<<<<
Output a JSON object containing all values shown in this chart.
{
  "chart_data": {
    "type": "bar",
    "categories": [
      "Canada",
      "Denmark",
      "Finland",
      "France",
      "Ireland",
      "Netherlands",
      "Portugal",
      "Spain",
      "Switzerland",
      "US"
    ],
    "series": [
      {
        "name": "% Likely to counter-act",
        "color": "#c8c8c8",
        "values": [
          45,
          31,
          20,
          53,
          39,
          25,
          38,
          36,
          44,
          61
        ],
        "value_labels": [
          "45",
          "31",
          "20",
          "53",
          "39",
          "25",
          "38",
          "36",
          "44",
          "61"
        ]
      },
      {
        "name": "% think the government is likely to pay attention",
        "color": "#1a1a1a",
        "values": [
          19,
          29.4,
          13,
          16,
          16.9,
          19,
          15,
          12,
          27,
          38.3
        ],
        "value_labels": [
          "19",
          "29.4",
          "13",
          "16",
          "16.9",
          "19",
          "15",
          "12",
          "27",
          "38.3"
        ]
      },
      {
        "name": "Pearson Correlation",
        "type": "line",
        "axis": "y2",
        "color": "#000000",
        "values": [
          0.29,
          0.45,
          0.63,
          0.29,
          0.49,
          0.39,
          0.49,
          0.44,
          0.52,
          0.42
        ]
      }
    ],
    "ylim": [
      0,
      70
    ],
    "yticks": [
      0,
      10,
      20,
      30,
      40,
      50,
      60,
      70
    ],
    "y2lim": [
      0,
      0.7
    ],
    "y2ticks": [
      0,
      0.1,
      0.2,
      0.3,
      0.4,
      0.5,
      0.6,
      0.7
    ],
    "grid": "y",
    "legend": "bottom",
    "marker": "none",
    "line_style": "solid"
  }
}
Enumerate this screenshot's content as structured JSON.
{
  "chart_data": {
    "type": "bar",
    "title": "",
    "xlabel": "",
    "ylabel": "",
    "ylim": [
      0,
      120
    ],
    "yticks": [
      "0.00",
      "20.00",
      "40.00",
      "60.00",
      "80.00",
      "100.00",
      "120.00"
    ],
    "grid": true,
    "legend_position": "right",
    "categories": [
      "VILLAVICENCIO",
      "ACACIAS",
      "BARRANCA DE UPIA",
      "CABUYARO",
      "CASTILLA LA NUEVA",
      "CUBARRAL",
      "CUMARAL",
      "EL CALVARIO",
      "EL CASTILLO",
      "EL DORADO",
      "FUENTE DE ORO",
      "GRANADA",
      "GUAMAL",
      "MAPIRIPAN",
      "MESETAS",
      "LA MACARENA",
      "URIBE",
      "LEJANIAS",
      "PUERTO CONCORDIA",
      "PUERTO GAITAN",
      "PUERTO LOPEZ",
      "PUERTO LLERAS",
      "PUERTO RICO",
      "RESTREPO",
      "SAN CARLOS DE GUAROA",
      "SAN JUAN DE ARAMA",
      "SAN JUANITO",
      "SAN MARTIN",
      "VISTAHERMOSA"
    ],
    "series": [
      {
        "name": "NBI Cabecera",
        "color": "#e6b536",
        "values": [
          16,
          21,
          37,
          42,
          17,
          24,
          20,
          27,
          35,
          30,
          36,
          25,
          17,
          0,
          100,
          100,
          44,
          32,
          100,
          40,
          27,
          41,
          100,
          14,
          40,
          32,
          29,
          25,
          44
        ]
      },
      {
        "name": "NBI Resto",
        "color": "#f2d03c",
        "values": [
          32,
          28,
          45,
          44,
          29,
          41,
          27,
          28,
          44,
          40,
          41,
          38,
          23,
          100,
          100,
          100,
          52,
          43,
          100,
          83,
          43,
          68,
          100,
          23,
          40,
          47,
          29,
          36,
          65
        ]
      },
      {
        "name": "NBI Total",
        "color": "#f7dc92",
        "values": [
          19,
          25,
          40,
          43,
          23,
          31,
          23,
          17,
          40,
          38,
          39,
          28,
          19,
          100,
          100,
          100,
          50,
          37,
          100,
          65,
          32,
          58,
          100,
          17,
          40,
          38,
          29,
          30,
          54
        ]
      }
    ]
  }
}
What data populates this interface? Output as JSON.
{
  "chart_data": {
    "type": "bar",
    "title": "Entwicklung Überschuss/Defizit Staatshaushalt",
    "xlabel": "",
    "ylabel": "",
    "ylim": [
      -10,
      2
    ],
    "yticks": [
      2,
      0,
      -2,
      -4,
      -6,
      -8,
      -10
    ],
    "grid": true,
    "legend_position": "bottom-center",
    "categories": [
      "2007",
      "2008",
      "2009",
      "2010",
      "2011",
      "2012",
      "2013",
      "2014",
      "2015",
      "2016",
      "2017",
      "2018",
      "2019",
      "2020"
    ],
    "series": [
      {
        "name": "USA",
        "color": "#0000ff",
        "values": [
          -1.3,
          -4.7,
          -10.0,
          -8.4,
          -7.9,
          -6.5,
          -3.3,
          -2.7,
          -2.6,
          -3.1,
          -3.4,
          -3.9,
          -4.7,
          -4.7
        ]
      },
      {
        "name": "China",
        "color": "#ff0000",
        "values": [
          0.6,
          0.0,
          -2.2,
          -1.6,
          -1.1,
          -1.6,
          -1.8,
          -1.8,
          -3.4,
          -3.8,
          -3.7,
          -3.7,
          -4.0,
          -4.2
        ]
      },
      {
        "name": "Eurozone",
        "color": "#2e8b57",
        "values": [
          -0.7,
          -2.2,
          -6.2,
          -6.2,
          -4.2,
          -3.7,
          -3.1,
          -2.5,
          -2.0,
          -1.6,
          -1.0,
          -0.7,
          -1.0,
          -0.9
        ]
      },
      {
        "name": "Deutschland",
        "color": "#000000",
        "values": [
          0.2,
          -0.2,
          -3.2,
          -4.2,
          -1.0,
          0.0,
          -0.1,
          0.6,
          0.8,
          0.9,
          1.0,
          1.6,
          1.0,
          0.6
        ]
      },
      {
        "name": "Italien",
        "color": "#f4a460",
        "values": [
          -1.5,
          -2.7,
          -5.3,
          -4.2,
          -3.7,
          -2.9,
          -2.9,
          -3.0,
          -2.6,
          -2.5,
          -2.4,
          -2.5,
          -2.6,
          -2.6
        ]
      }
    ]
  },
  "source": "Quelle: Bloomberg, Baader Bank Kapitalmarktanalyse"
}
>>>>
### Work required
Copy all lines from the material that include "Output".

### Task response
Output a JSON object containing all values shown in this chart.
What data populates this interface? Output as JSON.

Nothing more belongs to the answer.